• SHORT TASK 1:
According to the review of the Rustin biopic, which chapter of Bayard Rustin's life does the film deal with?
• SHORT TASK 2:
Extend the review of the Rustin biopic, picking up right after its final sentence.

• TEXT EXCERPT:
* * *

A Review of RUSTIN, pt. II - The Factual, Aesthetic & Political Problems of Wolfe’s Biopic
by Dennis Leroy Kangalee
In part one, I – rather admittedly – took an urgent tangential approach to analyzing Rustin.
The movie’s shiny aesthetic and dandy approach to Bayard Rustin’s politics and the Civil Rights Era not only offended me, but it cleverly set up a mythic image of a man who was not nearly as pat and simple as the Rustin we saw. Myths are important, but only if they are made up. What movies and particularly “biopics” tend to do is lie. And not even interesting lies. While agendas and propaganda are innately part of art and its desire to seduce and entertain, Wolfe and Obama's collusion in creating a lie has to be recognized. And while no one shall be able to make them pay for their sins, some of us should take our jobs seriously as critical thinkers and nudge the audience and participants alike in saying: What was Rustin’s motivation, really?
The film deals with a chapter in his life, the design of King’s March on Washington. Got it. But the film pretends that that is all Rustin achieved, advocated for and believed in. If Wolfe had a serious interest in his subject, the movie would have been more open ended at least. It needn’t even be “political” in the sense I would prefer…but it should have been honest to the contradictions, hypocrisies and enigmas of the man. Great people are highly complex, a cauldron of seeming contradictions. What if those contradictions are not incongruous at all, however? What if they actually are - on the surface - who that person is?
His alleged commitment to non-violence notwithstanding, Rustin was possibly the most complex figure to emanate out of the Black liberation movement. The only other complex mainstream figure not considered a leader was his radical counterpart in a way – Eldridge Cleaver, the brilliant but warped Minister of Culture for the Black Panther Party for Self Defense. Cleaver was a brilliant writer and truly tragic individual. However, he suffers too from the Left’s inability to engage with truth or at least explore truth’s variables (yes, there are actual variables of truth – but only in art!) in a given cinematic context: the bio-pic. I don’t look forward to the Eldridge Cleaver movie any more than I would race to see Hollywood’s depiction of Frantz Fanon (could you imagine?). But the politics of the Rustin movie overwhelmed me to the point of disgust in a different way. Perhaps it was the method in which Wolfe transmitted his message. Or maybe I was just too miffed about the Obama’s putting their saccharine folds into the mix.
I don’t know which is more nauseating: the movie, Obama’s intro or the trite logline they used to fob the movie off movie onto unsuspecting Blacks and in fear of “not being woke audiences.”
When the gay affair rumors circulate about King and Rustin - or threaten to - the movie lapses into an odd dead tenor. Already ironic and winking at the camera (as if Wolfe himself did not ever really believe in the film or believe his audiences would want to believe in the story he is telling) – the movie never finds its dramatic center. In fact what I find incomprehensible is Wolfe’s insistence that we don’t take anything really to heart. The movie’s factual references aside, the movie’s dramatic impact treads a thin line between sweet and sour. Its self-satisfaction smothers and its fake candor is unimpressive and insulting.
Because Rustin is gay, I feel Wolfe wants me to smirk at times or just concede to the whims of the film and accept that all criticism is verboten.

* * *

• Data drawn from a collection:
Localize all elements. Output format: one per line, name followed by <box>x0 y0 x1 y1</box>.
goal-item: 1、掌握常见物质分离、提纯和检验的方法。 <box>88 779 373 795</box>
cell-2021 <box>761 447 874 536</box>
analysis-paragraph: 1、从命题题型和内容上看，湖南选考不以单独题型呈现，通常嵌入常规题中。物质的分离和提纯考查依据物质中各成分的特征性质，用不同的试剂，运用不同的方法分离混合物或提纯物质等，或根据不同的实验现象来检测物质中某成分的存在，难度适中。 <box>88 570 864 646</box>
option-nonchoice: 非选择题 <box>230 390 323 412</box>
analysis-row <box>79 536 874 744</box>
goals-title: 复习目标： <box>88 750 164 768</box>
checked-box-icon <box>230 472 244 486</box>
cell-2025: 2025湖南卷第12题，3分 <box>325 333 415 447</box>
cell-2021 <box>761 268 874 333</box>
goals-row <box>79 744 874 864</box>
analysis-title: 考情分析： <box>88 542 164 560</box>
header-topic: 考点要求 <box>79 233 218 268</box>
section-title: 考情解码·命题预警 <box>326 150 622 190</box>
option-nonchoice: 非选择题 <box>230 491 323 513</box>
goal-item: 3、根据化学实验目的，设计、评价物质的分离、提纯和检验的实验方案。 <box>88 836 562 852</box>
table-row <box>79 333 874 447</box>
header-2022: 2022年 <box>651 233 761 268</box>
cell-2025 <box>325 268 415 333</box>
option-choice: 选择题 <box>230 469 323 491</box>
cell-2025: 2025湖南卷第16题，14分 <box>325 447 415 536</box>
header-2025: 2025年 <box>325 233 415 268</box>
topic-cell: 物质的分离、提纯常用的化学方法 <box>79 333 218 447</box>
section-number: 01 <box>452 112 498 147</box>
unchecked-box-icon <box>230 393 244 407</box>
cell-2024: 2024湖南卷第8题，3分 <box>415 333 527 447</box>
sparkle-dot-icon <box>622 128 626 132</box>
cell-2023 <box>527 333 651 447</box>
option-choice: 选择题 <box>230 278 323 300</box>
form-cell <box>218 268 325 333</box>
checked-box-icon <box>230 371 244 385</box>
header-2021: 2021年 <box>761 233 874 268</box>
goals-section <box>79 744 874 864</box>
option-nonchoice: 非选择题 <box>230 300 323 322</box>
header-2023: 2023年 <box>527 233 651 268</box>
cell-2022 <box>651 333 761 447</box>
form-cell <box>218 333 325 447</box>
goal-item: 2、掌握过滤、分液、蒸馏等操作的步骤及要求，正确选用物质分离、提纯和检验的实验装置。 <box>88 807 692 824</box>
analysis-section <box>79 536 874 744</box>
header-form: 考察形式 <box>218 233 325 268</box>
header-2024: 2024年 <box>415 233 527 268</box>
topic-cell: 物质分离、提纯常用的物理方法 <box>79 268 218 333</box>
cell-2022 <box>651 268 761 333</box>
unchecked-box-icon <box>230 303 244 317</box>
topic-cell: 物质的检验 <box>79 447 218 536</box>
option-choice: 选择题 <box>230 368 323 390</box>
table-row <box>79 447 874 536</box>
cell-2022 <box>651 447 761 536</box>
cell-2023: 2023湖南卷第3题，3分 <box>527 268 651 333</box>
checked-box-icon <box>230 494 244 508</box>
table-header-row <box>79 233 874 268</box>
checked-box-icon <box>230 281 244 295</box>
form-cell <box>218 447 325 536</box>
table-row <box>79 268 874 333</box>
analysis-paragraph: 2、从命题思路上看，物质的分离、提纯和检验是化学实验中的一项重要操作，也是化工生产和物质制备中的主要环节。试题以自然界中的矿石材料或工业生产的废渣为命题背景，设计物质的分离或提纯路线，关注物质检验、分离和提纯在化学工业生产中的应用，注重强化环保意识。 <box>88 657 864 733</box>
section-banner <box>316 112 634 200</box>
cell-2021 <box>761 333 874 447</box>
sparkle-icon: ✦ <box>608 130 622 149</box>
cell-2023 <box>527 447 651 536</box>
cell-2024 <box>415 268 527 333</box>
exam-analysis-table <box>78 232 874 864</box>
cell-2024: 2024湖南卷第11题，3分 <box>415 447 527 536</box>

* * *

• RESPONSE 1:
The design of King's March on Washington.

• RESPONSE 2:
I never felt the threat of Rustin’s queerness in the movie or really took it seriously. Wolfe and Domingo project a lot of Rustin’s confidence as cockiness; what should have been slightly campy is reduced to silliness. Early on, there is so much winking at the camera that it betrays Rustin’s vulnerability and dimension as a thinker. In fact, in reassessing both Rustin the man/activist and the movie, I realize maybe it is fair for us all to step back and admit what we all know far too well: everything is Rashomon.
The movie does a good job at pathologizing anyone who disagrees with non-violent peaceful tactics as a technique for human reclamation and racial progress. Against the backdrop of the 1960’s growing radicalism, it tries to shape the perception towards and of a Fanonian insurgent; one who believes in liberation at all costs. Malcolm X made it clear he did not view the March on Washington as something that would really benefit Black Americans, he was suspect and disenchanted with the copious amounts of white liberal involvement. While Rustin and Malcolm's opposing views are well documented - they debated brilliantly in 1960 while Rustin was still Executive Director of the WRL (an abridged transcript is available here) - it is a marvel that there was even a time brilliant thinkers could just sit and talk and put forth their views, passionately and respectfully. To have debated Malcolm X as he approached his zenith is something no one else could have done. Certainly not even MLK. But the Rustin in the movie doesn’t seem like such a person and the film’s projection of character is a kind of dandy advocate of slow and steady wins the race.
In 2024, while the movie’s pat neo-liberal conservatism is being firmly sold as “woke” (what isn’t? Macy’s has had a red “revolutionary star” on its bag for years. What does that tell you?) – it would be disingenuous and morally reprehensible to NOT view the film through the prism of the genocide taking place in Gaza. And, quite frankly, simply the state of the world. A cynic would say, “The only thing non-violence really got us was a holiday when we are supposed to commemorate a great humanitarian who was killed so we could have the right to give white people our money.” Throughout his entire life, Rustin iterated his belief in nonviolence. And he was always adamant about Blacks not using (or supporting anyone else’s) justifiable violent means to defend themselves or rebel against acts of racist terrorism - but in scenes where he expresses exasperation at Blacks in Harlem who declare their preference for the gun - it all comes off as ridiculous. And not ridiculous to him. But to the viewer.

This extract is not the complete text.